### Stated problem:
Write out the complete material exactly as it stands.

Source data:
╔══
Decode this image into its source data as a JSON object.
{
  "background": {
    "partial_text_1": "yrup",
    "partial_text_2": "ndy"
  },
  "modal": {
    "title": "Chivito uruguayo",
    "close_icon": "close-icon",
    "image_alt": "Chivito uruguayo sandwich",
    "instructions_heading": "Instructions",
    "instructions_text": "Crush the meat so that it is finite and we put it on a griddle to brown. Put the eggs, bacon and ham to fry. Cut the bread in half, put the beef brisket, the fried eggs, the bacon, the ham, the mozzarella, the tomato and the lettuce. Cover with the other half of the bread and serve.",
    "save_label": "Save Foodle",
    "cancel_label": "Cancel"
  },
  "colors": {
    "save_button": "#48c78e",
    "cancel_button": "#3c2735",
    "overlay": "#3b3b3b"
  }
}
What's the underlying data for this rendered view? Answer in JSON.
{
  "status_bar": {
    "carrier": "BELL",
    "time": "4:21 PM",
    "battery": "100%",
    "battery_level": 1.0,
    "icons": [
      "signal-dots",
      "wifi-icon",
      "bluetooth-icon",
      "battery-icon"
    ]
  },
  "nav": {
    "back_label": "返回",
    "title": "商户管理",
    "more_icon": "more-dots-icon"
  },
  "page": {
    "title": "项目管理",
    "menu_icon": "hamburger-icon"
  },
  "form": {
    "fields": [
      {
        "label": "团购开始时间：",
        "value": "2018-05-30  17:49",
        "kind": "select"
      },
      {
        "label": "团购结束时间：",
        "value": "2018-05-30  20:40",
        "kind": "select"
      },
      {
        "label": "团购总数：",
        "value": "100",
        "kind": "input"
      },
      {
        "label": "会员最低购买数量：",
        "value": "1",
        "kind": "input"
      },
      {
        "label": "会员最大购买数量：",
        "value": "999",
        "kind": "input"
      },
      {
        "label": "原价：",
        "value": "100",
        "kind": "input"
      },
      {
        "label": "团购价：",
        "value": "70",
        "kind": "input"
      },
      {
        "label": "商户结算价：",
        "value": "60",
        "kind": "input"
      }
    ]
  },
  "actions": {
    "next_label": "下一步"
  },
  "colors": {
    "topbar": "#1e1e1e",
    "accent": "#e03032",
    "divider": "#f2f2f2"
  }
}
╚══
### Exercise answer:
Decode this image into its source data as a JSON object.
{
  "background": {
    "partial_text_1": "yrup",
    "partial_text_2": "ndy"
  },
  "modal": {
    "title": "Chivito uruguayo",
    "close_icon": "close-icon",
    "image_alt": "Chivito uruguayo sandwich",
    "instructions_heading": "Instructions",
    "instructions_text": "Crush the meat so that it is finite and we put it on a griddle to brown. Put the eggs, bacon and ham to fry. Cut the bread in half, put the beef brisket, the fried eggs, the bacon, the ham, the mozzarella, the tomato and the lettuce. Cover with the other half of the bread and serve.",
    "save_label": "Save Foodle",
    "cancel_label": "Cancel"
  },
  "colors": {
    "save_button": "#48c78e",
    "cancel_button": "#3c2735",
    "overlay": "#3b3b3b"
  }
}
What's the underlying data for this rendered view? Answer in JSON.
{
  "status_bar": {
    "carrier": "BELL",
    "time": "4:21 PM",
    "battery": "100%",
    "battery_level": 1.0,
    "icons": [
      "signal-dots",
      "wifi-icon",
      "bluetooth-icon",
      "battery-icon"
    ]
  },
  "nav": {
    "back_label": "返回",
    "title": "商户管理",
    "more_icon": "more-dots-icon"
  },
  "page": {
    "title": "项目管理",
    "menu_icon": "hamburger-icon"
  },
  "form": {
    "fields": [
      {
        "label": "团购开始时间：",
        "value": "2018-05-30  17:49",
        "kind": "select"
      },
      {
        "label": "团购结束时间：",
        "value": "2018-05-30  20:40",
        "kind": "select"
      },
      {
        "label": "团购总数：",
        "value": "100",
        "kind": "input"
      },
      {
        "label": "会员最低购买数量：",
        "value": "1",
        "kind": "input"
      },
      {
        "label": "会员最大购买数量：",
        "value": "999",
        "kind": "input"
      },
      {
        "label": "原价：",
        "value": "100",
        "kind": "input"
      },
      {
        "label": "团购价：",
        "value": "70",
        "kind": "input"
      },
      {
        "label": "商户结算价：",
        "value": "60",
        "kind": "input"
      }
    ]
  },
  "actions": {
    "next_label": "下一步"
  },
  "colors": {
    "topbar": "#1e1e1e",
    "accent": "#e03032",
    "divider": "#f2f2f2"
  }
}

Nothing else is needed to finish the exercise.